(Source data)
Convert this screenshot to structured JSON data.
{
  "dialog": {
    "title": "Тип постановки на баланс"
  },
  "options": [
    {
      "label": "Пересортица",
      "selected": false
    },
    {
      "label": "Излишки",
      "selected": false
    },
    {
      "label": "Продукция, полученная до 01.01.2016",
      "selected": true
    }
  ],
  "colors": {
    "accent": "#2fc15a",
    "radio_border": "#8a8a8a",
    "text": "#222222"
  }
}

[Given instruction] Recopy the entries above exactly, with every line included.

[Output of the exercise]
Convert this screenshot to structured JSON data.
{
  "dialog": {
    "title": "Тип постановки на баланс"
  },
  "options": [
    {
      "label": "Пересортица",
      "selected": false
    },
    {
      "label": "Излишки",
      "selected": false
    },
    {
      "label": "Продукция, полученная до 01.01.2016",
      "selected": true
    }
  ],
  "colors": {
    "accent": "#2fc15a",
    "radio_border": "#8a8a8a",
    "text": "#222222"
  }
}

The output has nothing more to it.